# [Your objective]
Copy out, unchanged, everything in the material from its first line down through the line containing "svg-text:-98.25: -98.25 (1809, 710, 1844, 724)", with both ends included.

Extracted records:
________
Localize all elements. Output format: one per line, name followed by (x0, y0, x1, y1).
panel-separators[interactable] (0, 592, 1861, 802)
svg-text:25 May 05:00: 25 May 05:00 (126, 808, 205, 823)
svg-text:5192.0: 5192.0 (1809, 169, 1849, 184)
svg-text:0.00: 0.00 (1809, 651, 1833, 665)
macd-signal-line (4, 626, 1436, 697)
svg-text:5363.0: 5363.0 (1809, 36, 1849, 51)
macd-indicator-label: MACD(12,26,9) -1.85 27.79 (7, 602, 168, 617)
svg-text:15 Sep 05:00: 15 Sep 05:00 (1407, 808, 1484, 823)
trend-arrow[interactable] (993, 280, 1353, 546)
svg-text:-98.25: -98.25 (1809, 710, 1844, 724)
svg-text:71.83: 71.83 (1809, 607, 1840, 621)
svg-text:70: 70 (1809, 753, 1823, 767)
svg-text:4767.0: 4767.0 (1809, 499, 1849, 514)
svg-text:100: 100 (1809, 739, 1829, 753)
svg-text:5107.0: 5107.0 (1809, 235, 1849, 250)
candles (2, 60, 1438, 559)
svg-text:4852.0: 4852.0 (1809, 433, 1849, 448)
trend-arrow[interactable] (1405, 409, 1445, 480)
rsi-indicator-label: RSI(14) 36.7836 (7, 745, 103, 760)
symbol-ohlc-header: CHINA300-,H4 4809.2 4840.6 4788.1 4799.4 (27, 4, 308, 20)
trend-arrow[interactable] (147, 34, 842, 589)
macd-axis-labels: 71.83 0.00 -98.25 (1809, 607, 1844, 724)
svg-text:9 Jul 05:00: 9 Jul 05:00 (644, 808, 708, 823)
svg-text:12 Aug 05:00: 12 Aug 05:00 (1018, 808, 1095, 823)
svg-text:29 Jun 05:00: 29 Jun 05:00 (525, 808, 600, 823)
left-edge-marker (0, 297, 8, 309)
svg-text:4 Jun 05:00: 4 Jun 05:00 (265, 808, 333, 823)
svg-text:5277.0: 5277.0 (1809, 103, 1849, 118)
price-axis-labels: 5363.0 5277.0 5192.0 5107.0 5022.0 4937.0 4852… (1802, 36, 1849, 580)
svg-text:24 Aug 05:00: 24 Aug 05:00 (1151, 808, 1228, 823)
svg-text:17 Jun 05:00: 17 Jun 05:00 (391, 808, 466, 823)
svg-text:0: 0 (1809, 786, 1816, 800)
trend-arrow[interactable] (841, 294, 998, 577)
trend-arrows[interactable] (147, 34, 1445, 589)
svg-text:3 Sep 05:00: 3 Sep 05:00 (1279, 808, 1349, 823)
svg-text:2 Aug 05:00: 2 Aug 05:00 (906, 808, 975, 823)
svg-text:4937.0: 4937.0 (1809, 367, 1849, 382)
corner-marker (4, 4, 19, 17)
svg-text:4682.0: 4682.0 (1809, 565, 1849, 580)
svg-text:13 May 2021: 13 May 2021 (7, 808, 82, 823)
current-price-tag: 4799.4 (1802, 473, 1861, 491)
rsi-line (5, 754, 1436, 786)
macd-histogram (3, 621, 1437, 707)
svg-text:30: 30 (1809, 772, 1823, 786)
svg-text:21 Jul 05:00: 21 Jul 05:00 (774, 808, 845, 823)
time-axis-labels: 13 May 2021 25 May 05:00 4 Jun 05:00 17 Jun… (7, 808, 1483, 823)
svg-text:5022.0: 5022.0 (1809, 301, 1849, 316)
________
# [Task result]
Localize all elements. Output format: one per line, name followed by (x0, y0, x1, y1).
panel-separators[interactable] (0, 592, 1861, 802)
svg-text:25 May 05:00: 25 May 05:00 (126, 808, 205, 823)
svg-text:5192.0: 5192.0 (1809, 169, 1849, 184)
svg-text:0.00: 0.00 (1809, 651, 1833, 665)
macd-signal-line (4, 626, 1436, 697)
svg-text:5363.0: 5363.0 (1809, 36, 1849, 51)
macd-indicator-label: MACD(12,26,9) -1.85 27.79 (7, 602, 168, 617)
svg-text:15 Sep 05:00: 15 Sep 05:00 (1407, 808, 1484, 823)
trend-arrow[interactable] (993, 280, 1353, 546)
svg-text:-98.25: -98.25 (1809, 710, 1844, 724)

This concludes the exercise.